§ **WHAT THIS TASK INVOLVES**
Convert the records, from the line with "- Text: K: K: [563, 853, 573, 866]" up to and including the line with "- Text: PUBLICATION", into a Markdown table with the columns Row and Line. Number each row and leave out any blank lines.

§ **RAW RECORDS**
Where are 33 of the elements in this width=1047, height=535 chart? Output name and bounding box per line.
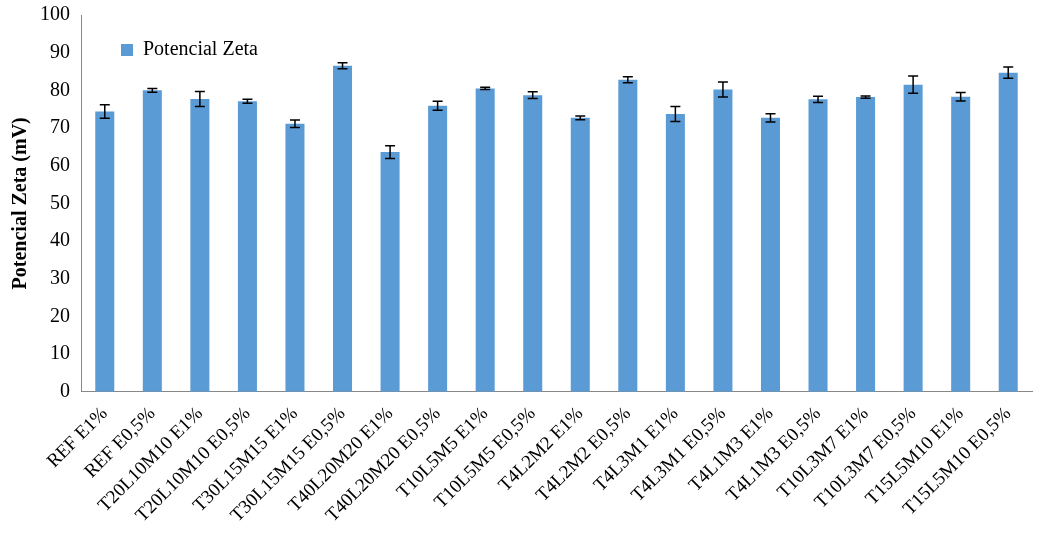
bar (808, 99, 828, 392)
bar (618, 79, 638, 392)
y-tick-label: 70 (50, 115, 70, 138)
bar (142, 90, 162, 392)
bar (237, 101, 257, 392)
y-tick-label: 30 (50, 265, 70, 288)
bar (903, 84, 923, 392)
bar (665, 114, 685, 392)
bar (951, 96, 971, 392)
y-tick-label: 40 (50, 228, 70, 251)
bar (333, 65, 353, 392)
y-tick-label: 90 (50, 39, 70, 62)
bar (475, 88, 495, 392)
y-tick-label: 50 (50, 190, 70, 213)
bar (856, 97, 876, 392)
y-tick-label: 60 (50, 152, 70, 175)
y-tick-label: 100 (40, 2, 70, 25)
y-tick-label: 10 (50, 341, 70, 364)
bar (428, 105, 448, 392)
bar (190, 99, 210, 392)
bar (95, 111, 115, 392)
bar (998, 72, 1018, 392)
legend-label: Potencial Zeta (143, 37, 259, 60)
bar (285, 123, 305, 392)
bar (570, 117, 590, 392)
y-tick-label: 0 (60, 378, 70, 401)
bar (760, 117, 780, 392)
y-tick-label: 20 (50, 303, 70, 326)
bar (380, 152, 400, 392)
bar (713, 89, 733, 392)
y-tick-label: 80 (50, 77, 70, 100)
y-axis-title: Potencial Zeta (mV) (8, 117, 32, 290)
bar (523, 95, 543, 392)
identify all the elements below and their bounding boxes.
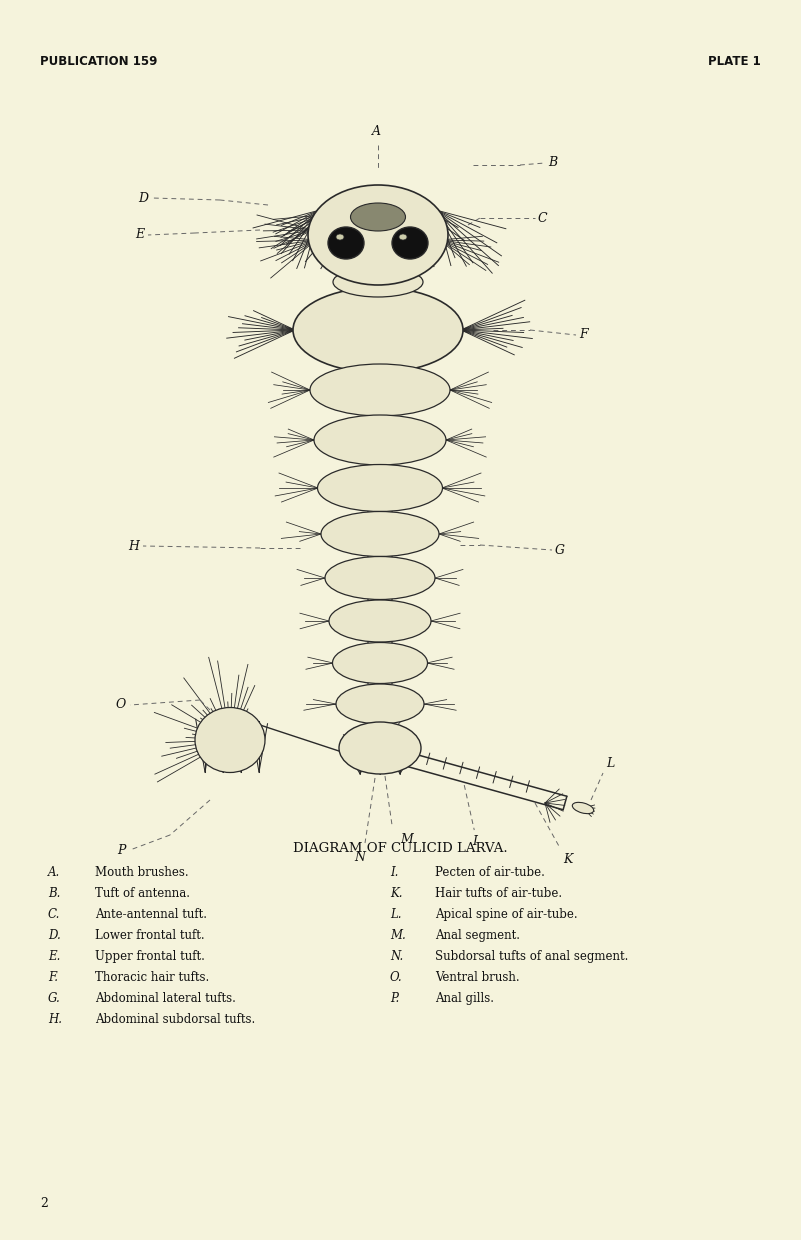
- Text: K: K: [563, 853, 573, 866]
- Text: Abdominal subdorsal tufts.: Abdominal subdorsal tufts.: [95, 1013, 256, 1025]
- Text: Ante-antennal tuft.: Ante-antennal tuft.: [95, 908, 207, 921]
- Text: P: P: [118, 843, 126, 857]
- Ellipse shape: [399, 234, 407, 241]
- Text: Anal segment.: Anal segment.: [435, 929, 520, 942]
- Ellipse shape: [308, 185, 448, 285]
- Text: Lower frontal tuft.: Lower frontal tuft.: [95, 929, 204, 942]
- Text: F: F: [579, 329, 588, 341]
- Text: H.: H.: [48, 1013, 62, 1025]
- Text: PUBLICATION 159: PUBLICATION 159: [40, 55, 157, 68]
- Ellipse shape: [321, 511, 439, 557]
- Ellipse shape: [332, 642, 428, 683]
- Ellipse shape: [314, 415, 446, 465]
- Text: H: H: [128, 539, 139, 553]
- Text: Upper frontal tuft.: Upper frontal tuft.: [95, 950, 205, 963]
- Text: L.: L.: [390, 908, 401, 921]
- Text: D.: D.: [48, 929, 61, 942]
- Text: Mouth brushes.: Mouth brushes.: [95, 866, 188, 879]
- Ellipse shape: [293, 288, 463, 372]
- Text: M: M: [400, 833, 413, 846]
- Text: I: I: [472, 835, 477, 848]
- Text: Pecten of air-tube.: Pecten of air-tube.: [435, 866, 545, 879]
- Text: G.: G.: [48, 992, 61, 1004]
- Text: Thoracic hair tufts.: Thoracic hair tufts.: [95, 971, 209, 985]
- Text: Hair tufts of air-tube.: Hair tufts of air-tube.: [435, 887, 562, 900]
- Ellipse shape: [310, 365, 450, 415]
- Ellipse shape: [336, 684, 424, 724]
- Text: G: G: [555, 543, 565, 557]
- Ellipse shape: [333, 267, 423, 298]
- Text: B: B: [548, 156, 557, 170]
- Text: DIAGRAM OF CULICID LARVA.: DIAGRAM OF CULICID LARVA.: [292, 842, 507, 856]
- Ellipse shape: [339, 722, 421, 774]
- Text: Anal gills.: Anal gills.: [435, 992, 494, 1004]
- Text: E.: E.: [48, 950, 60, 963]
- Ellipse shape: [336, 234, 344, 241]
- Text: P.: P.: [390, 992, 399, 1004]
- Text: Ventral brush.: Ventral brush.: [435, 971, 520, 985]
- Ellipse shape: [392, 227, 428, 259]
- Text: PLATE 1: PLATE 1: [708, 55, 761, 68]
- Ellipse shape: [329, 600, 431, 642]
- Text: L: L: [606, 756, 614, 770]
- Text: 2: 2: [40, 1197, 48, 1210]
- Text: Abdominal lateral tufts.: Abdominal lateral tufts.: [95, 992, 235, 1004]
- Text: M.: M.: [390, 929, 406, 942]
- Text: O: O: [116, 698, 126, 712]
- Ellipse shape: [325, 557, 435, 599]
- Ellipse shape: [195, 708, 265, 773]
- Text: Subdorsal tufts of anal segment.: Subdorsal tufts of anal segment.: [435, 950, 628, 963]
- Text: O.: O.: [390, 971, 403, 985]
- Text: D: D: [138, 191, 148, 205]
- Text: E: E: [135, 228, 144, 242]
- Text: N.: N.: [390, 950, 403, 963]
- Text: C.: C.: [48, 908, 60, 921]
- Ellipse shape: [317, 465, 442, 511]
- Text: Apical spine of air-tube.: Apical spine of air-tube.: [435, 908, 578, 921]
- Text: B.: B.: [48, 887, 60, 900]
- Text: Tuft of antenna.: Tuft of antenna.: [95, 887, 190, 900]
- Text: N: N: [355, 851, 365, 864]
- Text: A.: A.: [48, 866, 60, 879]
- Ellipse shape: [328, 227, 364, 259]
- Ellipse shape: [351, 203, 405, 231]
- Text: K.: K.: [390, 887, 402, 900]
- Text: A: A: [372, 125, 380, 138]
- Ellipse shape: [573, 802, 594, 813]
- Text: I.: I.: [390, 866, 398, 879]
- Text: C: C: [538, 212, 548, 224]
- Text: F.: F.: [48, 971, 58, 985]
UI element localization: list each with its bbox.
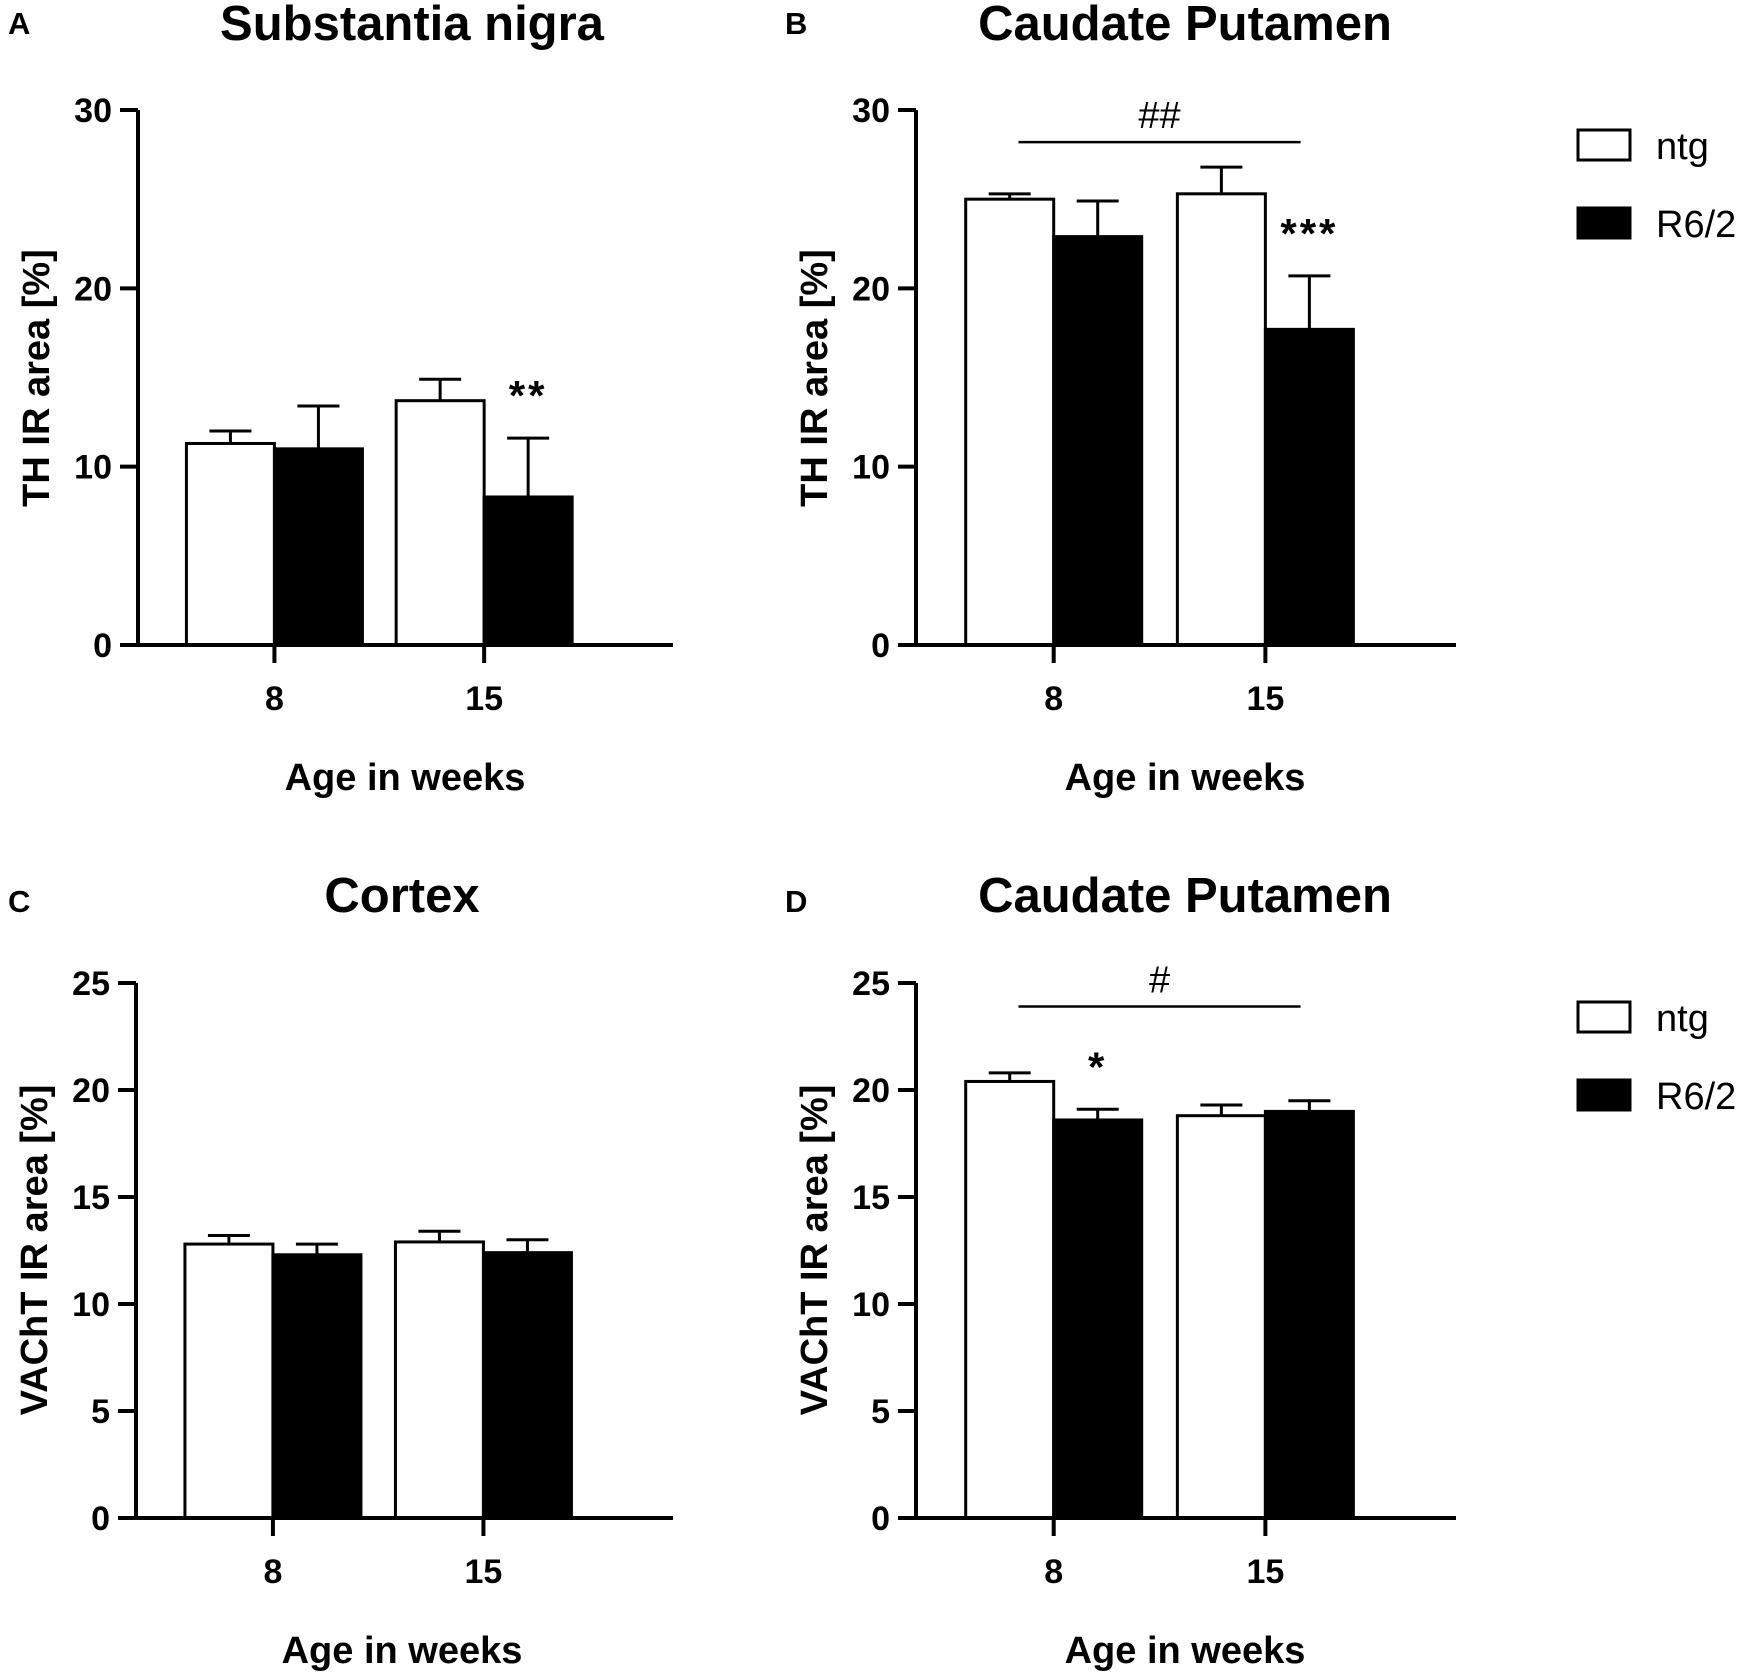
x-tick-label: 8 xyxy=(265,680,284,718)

§ **THE RESPONSE**
| Row | Line |
|---|---|
| 1 | - Text: K: K: [563, 853, 573, 866] |
| 2 | - Text: Abdominal subdorsal tufts.: Abdominal subdorsal tufts.: [95, 1013, 256, 1025] |
| 3 | - Text: Ante-antennal tuft.: Ante-antennal tuft.: [95, 908, 207, 921] |
| 4 | - Text: P: P: [118, 843, 126, 857] |
| 5 | - Ellipse shape: [399, 234, 407, 241] |
| 6 | - Text: Anal segment.: Anal segment.: [435, 929, 520, 942] |
| 7 | - Ellipse shape: [308, 185, 448, 285] |
| 8 | - Text: Lower frontal tuft.: Lower frontal tuft.: [95, 929, 204, 942] |
| 9 | - Text: F: F: [579, 329, 588, 341] |
| 10 | - Text: H.: H.: [48, 1013, 62, 1025] |
| 11 | - Text: PUBLICATION 159: PUBLICATION 159: [40, 55, 157, 68] |